**Dataset records on visual material:**
* START *

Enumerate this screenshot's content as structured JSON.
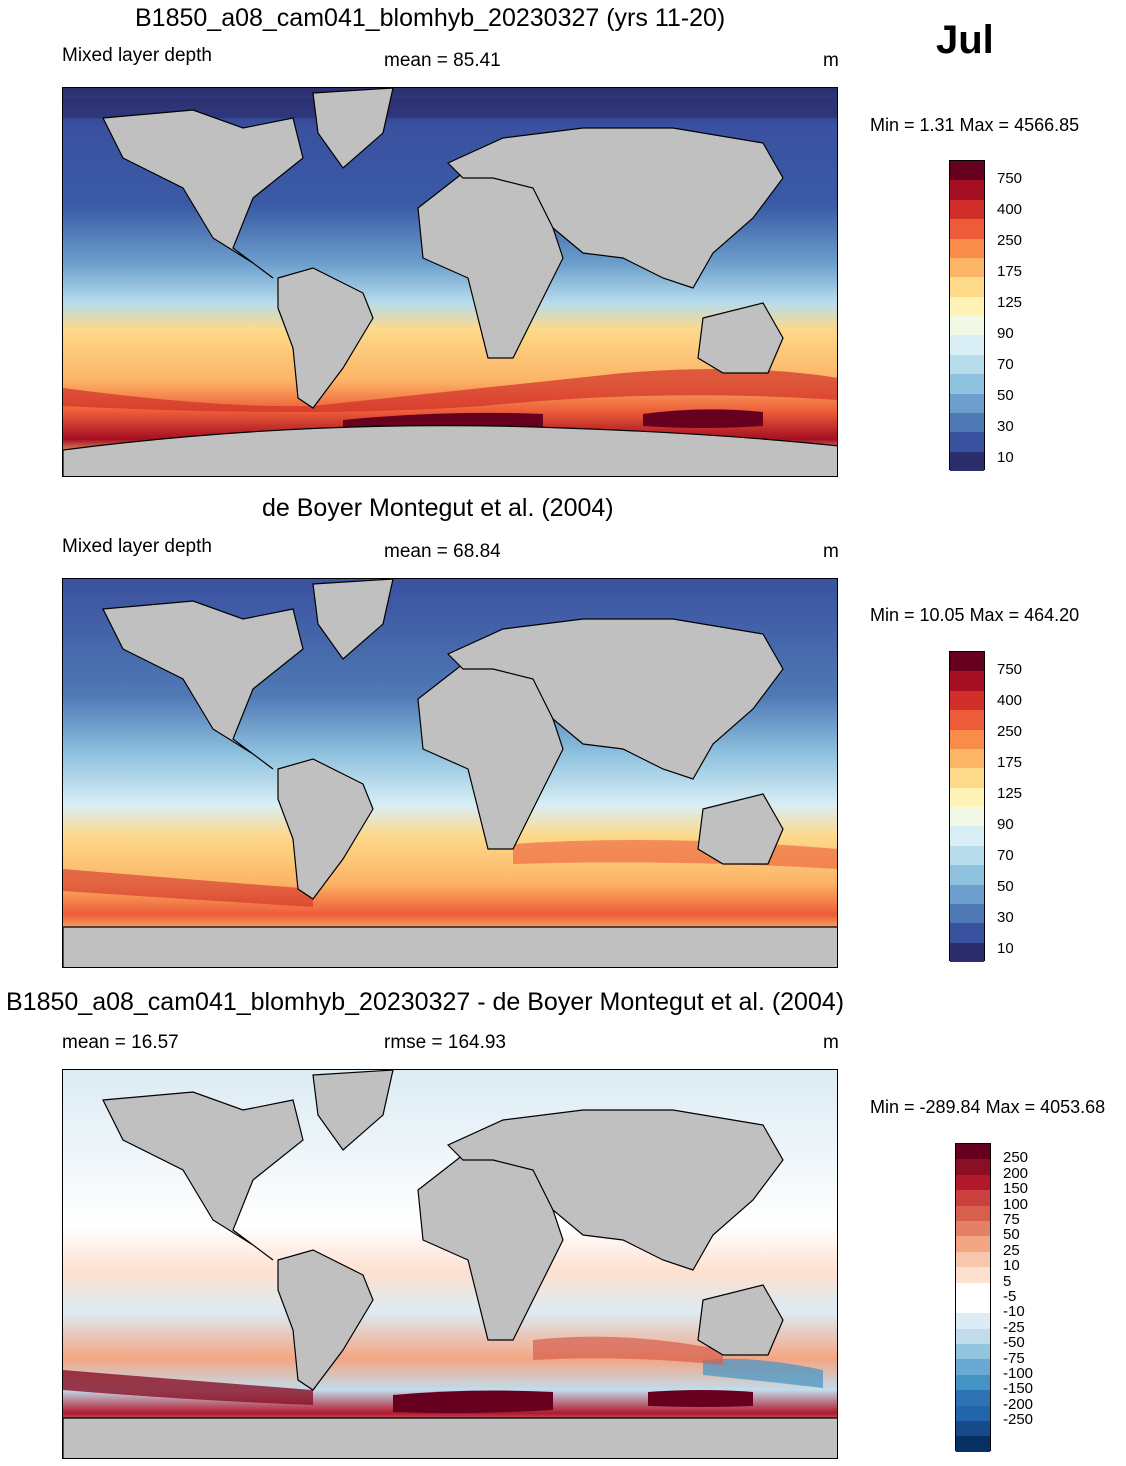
{
  "month": "Jul",
  "units": "m",
  "panels": [
    {
      "title": "B1850_a08_cam041_blomhyb_20230327 (yrs 11-20)",
      "variable": "Mixed layer depth",
      "stat": "mean =  85.41",
      "units": "m",
      "minmax": "Min =   1.31 Max = 4566.85"
    },
    {
      "title": "de Boyer Montegut et al. (2004)",
      "variable": "Mixed layer depth",
      "stat": "mean =  68.84",
      "units": "m",
      "minmax": "Min =  10.05 Max = 464.20"
    },
    {
      "title": "B1850_a08_cam041_blomhyb_20230327 - de Boyer Montegut et al. (2004)",
      "stat_left": "mean =  16.57",
      "stat": "rmse = 164.93",
      "units": "m",
      "minmax": "Min = -289.84 Max = 4053.68"
    }
  ],
  "colorbar_main": {
    "labels": [
      "750",
      "400",
      "250",
      "175",
      "125",
      "90",
      "70",
      "50",
      "30",
      "10"
    ],
    "colors": [
      "#67001f",
      "#a50f23",
      "#d1302a",
      "#ec5c38",
      "#f98c4a",
      "#fcb466",
      "#fdd98a",
      "#fef3b4",
      "#f2f8e6",
      "#d9eef5",
      "#b7dcec",
      "#8fc2df",
      "#6c9fcc",
      "#4f79b5",
      "#3a51a0",
      "#2b2d6c"
    ]
  },
  "colorbar_diff": {
    "labels": [
      "250",
      "200",
      "150",
      "100",
      "75",
      "50",
      "25",
      "10",
      "5",
      "-5",
      "-10",
      "-25",
      "-50",
      "-75",
      "-100",
      "-150",
      "-200",
      "-250"
    ],
    "colors": [
      "#67001f",
      "#8a0f24",
      "#b2182b",
      "#c9403f",
      "#d6604d",
      "#e48066",
      "#f4a582",
      "#f8c6ac",
      "#fde0d0",
      "#ffffff",
      "#ffffff",
      "#dcebf4",
      "#c1dcec",
      "#92c5de",
      "#6aaad2",
      "#4393c3",
      "#2f72b3",
      "#2166ac",
      "#174a8a",
      "#053061"
    ]
  }
}
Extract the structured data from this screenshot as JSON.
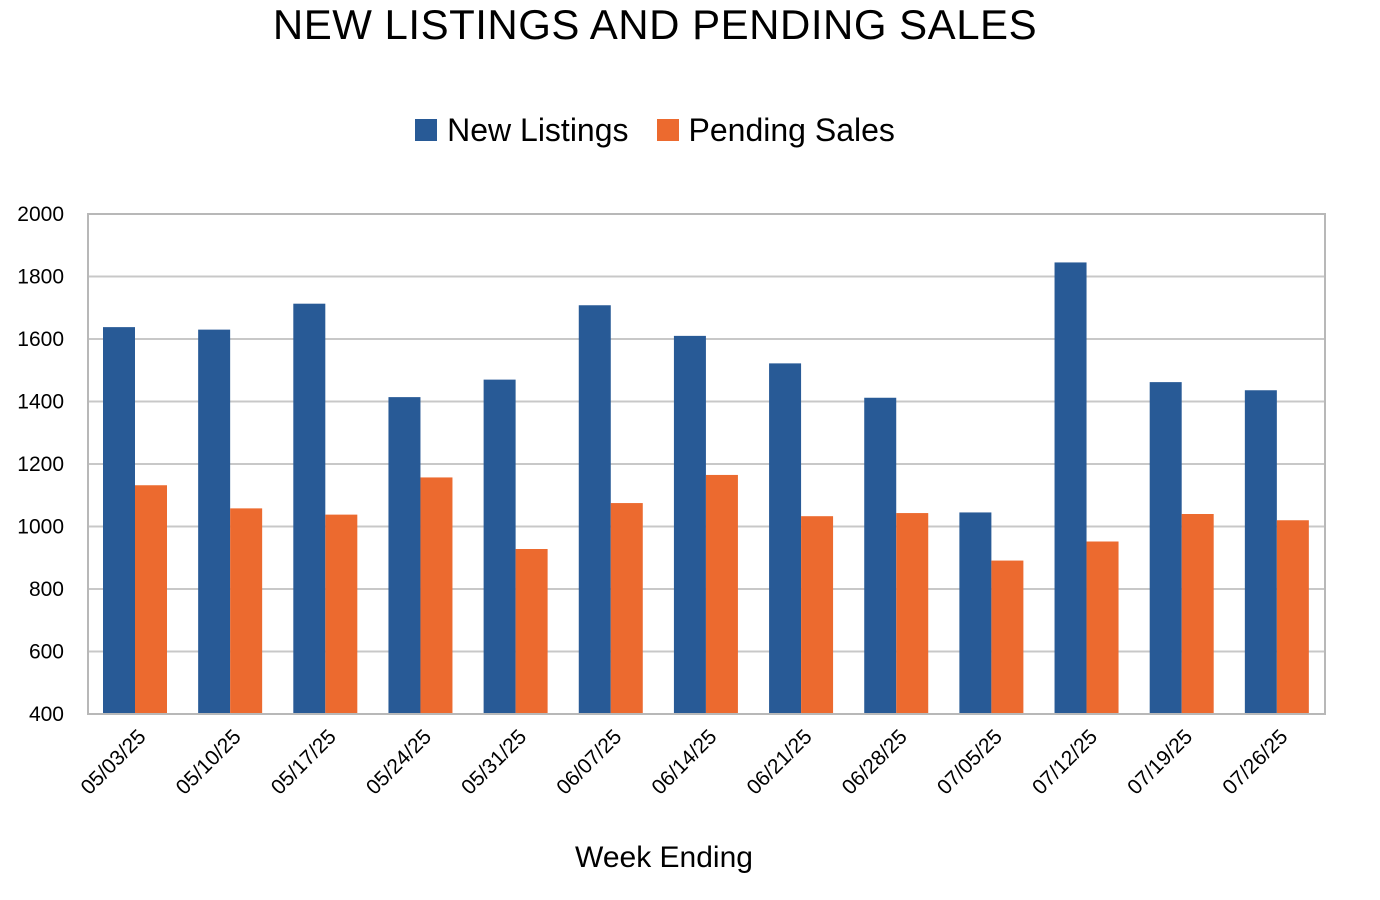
{
  "chart_data": {
    "type": "bar",
    "title": "NEW LISTINGS AND PENDING SALES",
    "xlabel": "Week Ending",
    "ylabel": "",
    "ylim": [
      400,
      2000
    ],
    "yticks": [
      400,
      600,
      800,
      1000,
      1200,
      1400,
      1600,
      1800,
      2000
    ],
    "grid": true,
    "legend_position": "top-center",
    "categories": [
      "05/03/25",
      "05/10/25",
      "05/17/25",
      "05/24/25",
      "05/31/25",
      "06/07/25",
      "06/14/25",
      "06/21/25",
      "06/28/25",
      "07/05/25",
      "07/12/25",
      "07/19/25",
      "07/26/25"
    ],
    "series": [
      {
        "name": "New Listings",
        "color": "#285A96",
        "values": [
          1638,
          1630,
          1713,
          1414,
          1470,
          1708,
          1610,
          1522,
          1412,
          1045,
          1845,
          1462,
          1436
        ]
      },
      {
        "name": "Pending Sales",
        "color": "#EC6A2F",
        "values": [
          1132,
          1058,
          1038,
          1157,
          928,
          1075,
          1165,
          1033,
          1043,
          891,
          952,
          1040,
          1020
        ]
      }
    ]
  }
}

* END *

**Goal:**
Return each line in the records that holds the string "minmax".

**Result for this task:**
      "minmax": "Min =   1.31 Max = 4566.85"
      "minmax": "Min =  10.05 Max = 464.20"
      "minmax": "Min = -289.84 Max = 4053.68"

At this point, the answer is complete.